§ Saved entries
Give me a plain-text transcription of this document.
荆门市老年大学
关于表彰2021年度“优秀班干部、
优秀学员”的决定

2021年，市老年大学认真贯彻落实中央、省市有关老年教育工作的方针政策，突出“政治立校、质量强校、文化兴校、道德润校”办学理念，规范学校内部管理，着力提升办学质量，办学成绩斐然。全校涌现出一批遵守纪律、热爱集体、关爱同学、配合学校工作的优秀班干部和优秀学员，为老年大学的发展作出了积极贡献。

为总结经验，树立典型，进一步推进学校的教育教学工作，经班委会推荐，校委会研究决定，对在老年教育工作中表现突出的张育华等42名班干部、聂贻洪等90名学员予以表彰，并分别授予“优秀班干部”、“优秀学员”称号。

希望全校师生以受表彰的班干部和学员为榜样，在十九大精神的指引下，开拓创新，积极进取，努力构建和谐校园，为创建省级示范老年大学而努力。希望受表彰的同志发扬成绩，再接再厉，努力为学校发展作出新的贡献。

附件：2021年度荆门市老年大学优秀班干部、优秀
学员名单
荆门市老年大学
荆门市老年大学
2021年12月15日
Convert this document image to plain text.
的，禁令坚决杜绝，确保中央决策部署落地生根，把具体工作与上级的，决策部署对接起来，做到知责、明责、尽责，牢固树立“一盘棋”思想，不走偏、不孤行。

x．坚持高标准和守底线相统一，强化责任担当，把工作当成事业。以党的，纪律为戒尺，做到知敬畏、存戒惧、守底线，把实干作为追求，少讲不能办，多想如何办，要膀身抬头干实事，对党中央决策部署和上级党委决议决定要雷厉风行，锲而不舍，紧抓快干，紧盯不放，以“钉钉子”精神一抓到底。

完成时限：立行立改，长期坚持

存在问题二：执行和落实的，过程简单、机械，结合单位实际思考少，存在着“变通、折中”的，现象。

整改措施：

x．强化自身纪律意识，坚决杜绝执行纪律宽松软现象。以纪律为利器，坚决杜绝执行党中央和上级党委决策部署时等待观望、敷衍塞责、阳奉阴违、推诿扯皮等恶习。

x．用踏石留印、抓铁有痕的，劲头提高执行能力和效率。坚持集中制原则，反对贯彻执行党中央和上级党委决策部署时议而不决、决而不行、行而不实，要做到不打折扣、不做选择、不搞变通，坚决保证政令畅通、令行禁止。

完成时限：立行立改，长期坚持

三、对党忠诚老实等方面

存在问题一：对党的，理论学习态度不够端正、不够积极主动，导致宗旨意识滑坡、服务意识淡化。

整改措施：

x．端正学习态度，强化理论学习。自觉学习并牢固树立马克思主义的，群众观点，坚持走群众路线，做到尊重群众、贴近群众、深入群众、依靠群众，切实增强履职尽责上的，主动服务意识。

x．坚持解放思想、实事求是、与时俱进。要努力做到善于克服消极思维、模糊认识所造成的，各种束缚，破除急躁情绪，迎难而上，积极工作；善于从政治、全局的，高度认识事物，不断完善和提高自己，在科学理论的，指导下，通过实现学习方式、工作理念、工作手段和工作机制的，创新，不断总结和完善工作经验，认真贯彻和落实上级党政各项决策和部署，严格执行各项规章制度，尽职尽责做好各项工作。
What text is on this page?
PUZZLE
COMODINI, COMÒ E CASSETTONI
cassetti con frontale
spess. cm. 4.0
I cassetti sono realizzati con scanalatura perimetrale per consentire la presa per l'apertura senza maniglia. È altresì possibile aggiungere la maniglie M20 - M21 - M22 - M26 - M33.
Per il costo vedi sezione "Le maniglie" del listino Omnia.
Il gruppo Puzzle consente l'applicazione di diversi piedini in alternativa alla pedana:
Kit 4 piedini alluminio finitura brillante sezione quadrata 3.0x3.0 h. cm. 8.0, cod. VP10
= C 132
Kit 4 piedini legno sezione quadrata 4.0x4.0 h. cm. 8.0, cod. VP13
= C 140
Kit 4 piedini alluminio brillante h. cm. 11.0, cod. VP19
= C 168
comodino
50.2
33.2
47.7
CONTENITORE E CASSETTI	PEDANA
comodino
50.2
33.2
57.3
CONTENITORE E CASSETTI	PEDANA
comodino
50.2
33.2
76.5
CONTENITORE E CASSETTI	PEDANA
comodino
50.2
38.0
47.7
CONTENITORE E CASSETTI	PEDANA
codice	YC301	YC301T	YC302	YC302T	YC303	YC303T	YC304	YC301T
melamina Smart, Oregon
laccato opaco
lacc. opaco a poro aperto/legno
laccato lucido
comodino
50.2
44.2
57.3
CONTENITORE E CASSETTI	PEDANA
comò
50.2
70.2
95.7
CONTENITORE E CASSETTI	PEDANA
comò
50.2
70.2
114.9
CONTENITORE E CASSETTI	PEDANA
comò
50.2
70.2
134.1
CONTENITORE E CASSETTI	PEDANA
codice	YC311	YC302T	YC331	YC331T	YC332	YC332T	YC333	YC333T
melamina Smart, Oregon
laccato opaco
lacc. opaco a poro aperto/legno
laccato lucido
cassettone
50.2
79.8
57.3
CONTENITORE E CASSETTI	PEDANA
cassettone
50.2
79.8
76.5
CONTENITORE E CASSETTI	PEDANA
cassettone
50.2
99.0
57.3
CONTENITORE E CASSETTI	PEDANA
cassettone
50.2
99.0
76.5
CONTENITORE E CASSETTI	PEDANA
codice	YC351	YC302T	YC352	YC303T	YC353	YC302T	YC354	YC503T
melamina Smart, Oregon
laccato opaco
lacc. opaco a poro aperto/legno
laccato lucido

§ Problem to solve
Extract each line from the listing above, please, and repeat it exactly.

§ Right answer
Give me a plain-text transcription of this document.
荆门市老年大学
关于表彰2021年度“优秀班干部、
优秀学员”的决定

2021年，市老年大学认真贯彻落实中央、省市有关老年教育工作的方针政策，突出“政治立校、质量强校、文化兴校、道德润校”办学理念，规范学校内部管理，着力提升办学质量，办学成绩斐然。全校涌现出一批遵守纪律、热爱集体、关爱同学、配合学校工作的优秀班干部和优秀学员，为老年大学的发展作出了积极贡献。

为总结经验，树立典型，进一步推进学校的教育教学工作，经班委会推荐，校委会研究决定，对在老年教育工作中表现突出的张育华等42名班干部、聂贻洪等90名学员予以表彰，并分别授予“优秀班干部”、“优秀学员”称号。

希望全校师生以受表彰的班干部和学员为榜样，在十九大精神的指引下，开拓创新，积极进取，努力构建和谐校园，为创建省级示范老年大学而努力。希望受表彰的同志发扬成绩，再接再厉，努力为学校发展作出新的贡献。

附件：2021年度荆门市老年大学优秀班干部、优秀
学员名单
荆门市老年大学
荆门市老年大学
2021年12月15日
Convert this document image to plain text.
的，禁令坚决杜绝，确保中央决策部署落地生根，把具体工作与上级的，决策部署对接起来，做到知责、明责、尽责，牢固树立“一盘棋”思想，不走偏、不孤行。

x．坚持高标准和守底线相统一，强化责任担当，把工作当成事业。以党的，纪律为戒尺，做到知敬畏、存戒惧、守底线，把实干作为追求，少讲不能办，多想如何办，要膀身抬头干实事，对党中央决策部署和上级党委决议决定要雷厉风行，锲而不舍，紧抓快干，紧盯不放，以“钉钉子”精神一抓到底。

完成时限：立行立改，长期坚持

存在问题二：执行和落实的，过程简单、机械，结合单位实际思考少，存在着“变通、折中”的，现象。

整改措施：

x．强化自身纪律意识，坚决杜绝执行纪律宽松软现象。以纪律为利器，坚决杜绝执行党中央和上级党委决策部署时等待观望、敷衍塞责、阳奉阴违、推诿扯皮等恶习。

x．用踏石留印、抓铁有痕的，劲头提高执行能力和效率。坚持集中制原则，反对贯彻执行党中央和上级党委决策部署时议而不决、决而不行、行而不实，要做到不打折扣、不做选择、不搞变通，坚决保证政令畅通、令行禁止。

完成时限：立行立改，长期坚持

三、对党忠诚老实等方面

存在问题一：对党的，理论学习态度不够端正、不够积极主动，导致宗旨意识滑坡、服务意识淡化。

整改措施：

x．端正学习态度，强化理论学习。自觉学习并牢固树立马克思主义的，群众观点，坚持走群众路线，做到尊重群众、贴近群众、深入群众、依靠群众，切实增强履职尽责上的，主动服务意识。

x．坚持解放思想、实事求是、与时俱进。要努力做到善于克服消极思维、模糊认识所造成的，各种束缚，破除急躁情绪，迎难而上，积极工作；善于从政治、全局的，高度认识事物，不断完善和提高自己，在科学理论的，指导下，通过实现学习方式、工作理念、工作手段和工作机制的，创新，不断总结和完善工作经验，认真贯彻和落实上级党政各项决策和部署，严格执行各项规章制度，尽职尽责做好各项工作。
What text is on this page?
PUZZLE
COMODINI, COMÒ E CASSETTONI
cassetti con frontale
spess. cm. 4.0
I cassetti sono realizzati con scanalatura perimetrale per consentire la presa per l'apertura senza maniglia. È altresì possibile aggiungere la maniglie M20 - M21 - M22 - M26 - M33.
Per il costo vedi sezione "Le maniglie" del listino Omnia.
Il gruppo Puzzle consente l'applicazione di diversi piedini in alternativa alla pedana:
Kit 4 piedini alluminio finitura brillante sezione quadrata 3.0x3.0 h. cm. 8.0, cod. VP10
= C 132
Kit 4 piedini legno sezione quadrata 4.0x4.0 h. cm. 8.0, cod. VP13
= C 140
Kit 4 piedini alluminio brillante h. cm. 11.0, cod. VP19
= C 168
comodino
50.2
33.2
47.7
CONTENITORE E CASSETTI	PEDANA
comodino
50.2
33.2
57.3
CONTENITORE E CASSETTI	PEDANA
comodino
50.2
33.2
76.5
CONTENITORE E CASSETTI	PEDANA
comodino
50.2
38.0
47.7
CONTENITORE E CASSETTI	PEDANA
codice	YC301	YC301T	YC302	YC302T	YC303	YC303T	YC304	YC301T
melamina Smart, Oregon
laccato opaco
lacc. opaco a poro aperto/legno
laccato lucido
comodino
50.2
44.2
57.3
CONTENITORE E CASSETTI	PEDANA
comò
50.2
70.2
95.7
CONTENITORE E CASSETTI	PEDANA
comò
50.2
70.2
114.9
CONTENITORE E CASSETTI	PEDANA
comò
50.2
70.2
134.1
CONTENITORE E CASSETTI	PEDANA
codice	YC311	YC302T	YC331	YC331T	YC332	YC332T	YC333	YC333T
melamina Smart, Oregon
laccato opaco
lacc. opaco a poro aperto/legno
laccato lucido
cassettone
50.2
79.8
57.3
CONTENITORE E CASSETTI	PEDANA
cassettone
50.2
79.8
76.5
CONTENITORE E CASSETTI	PEDANA
cassettone
50.2
99.0
57.3
CONTENITORE E CASSETTI	PEDANA
cassettone
50.2
99.0
76.5
CONTENITORE E CASSETTI	PEDANA
codice	YC351	YC302T	YC352	YC303T	YC353	YC302T	YC354	YC503T
melamina Smart, Oregon
laccato opaco
lacc. opaco a poro aperto/legno
laccato lucido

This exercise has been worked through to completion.